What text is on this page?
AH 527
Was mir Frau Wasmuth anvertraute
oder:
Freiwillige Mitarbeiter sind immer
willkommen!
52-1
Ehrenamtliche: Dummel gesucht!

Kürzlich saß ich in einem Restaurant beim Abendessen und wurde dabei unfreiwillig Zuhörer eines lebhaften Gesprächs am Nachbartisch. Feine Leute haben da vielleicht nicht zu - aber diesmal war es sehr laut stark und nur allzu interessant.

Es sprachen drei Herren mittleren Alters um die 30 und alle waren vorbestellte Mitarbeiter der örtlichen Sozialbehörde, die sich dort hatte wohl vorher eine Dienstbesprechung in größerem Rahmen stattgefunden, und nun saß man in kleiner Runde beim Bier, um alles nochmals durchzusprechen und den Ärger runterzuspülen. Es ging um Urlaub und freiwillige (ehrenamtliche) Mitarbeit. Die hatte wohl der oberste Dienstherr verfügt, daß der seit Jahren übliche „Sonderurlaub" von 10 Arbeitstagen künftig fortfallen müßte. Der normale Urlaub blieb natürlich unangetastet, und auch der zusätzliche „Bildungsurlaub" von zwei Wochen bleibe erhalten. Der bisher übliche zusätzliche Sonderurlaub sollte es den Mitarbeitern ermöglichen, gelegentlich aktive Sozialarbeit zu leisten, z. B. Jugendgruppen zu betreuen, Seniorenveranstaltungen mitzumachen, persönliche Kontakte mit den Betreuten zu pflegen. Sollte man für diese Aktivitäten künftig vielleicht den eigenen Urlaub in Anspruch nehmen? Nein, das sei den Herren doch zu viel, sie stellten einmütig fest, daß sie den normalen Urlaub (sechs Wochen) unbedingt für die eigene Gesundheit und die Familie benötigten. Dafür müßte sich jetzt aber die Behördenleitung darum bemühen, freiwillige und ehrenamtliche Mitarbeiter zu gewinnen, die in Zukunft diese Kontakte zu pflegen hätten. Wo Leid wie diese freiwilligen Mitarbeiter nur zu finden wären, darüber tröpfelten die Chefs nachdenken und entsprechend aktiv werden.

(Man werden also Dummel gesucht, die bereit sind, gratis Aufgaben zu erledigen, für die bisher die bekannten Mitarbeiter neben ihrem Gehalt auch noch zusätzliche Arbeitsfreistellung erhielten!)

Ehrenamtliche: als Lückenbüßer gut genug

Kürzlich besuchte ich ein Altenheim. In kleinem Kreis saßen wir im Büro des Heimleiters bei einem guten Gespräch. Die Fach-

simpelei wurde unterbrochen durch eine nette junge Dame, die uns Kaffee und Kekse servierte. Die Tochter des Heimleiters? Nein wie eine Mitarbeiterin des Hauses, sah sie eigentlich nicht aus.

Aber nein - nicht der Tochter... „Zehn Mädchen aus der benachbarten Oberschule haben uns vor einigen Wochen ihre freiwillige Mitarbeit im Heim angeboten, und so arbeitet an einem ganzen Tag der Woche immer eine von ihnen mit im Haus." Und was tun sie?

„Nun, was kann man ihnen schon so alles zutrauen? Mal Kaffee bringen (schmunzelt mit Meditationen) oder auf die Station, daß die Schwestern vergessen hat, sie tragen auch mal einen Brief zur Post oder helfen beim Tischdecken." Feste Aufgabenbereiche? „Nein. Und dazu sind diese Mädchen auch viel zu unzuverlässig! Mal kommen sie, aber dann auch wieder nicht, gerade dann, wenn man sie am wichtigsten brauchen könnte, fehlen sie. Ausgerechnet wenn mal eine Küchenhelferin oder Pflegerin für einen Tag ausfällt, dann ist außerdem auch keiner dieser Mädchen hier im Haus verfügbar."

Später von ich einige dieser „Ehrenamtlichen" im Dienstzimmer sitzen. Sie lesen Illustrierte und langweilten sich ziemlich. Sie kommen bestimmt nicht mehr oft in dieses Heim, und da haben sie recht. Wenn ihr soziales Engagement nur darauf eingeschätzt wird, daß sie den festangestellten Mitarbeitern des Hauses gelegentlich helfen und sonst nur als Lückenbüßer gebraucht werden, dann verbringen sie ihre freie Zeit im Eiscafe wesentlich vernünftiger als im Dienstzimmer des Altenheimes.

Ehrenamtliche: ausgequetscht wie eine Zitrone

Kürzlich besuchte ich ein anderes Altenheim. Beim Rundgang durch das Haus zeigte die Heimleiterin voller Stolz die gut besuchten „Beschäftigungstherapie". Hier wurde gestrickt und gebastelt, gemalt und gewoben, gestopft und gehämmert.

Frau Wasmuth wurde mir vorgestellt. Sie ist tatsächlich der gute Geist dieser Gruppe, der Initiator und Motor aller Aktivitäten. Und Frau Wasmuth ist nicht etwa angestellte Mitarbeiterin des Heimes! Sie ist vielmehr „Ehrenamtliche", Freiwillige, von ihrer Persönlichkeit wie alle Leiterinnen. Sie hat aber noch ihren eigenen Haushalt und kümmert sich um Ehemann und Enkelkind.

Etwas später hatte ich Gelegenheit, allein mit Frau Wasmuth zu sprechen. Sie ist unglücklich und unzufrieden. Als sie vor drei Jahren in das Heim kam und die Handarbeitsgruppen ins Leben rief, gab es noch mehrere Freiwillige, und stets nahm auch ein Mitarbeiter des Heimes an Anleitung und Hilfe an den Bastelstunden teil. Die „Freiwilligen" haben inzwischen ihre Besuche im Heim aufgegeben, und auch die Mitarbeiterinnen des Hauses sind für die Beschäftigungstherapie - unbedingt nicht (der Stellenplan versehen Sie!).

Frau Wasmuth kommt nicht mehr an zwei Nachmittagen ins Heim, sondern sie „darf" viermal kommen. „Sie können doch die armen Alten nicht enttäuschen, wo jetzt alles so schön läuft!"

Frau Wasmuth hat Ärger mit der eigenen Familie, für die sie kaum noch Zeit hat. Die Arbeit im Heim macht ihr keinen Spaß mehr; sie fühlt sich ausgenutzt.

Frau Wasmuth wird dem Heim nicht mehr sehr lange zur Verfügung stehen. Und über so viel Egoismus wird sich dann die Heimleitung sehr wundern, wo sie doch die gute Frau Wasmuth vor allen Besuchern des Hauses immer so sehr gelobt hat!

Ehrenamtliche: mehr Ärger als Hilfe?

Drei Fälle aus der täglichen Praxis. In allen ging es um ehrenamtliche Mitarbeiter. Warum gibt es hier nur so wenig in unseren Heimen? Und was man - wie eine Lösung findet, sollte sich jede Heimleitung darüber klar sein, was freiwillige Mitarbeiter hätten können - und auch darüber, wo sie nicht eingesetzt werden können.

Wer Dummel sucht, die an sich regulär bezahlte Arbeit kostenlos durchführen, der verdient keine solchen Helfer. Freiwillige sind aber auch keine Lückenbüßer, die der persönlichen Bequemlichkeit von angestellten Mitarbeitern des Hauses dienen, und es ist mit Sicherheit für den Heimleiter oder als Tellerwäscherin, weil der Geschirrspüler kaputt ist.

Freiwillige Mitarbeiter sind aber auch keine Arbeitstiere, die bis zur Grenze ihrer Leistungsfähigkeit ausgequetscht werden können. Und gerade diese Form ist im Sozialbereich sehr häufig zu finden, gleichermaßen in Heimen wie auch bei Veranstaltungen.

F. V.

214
++++++++
The lines above form a set of records; determine how many of them contain the string "ausgequetscht" and give that number alone.

### FINISHED TASK
2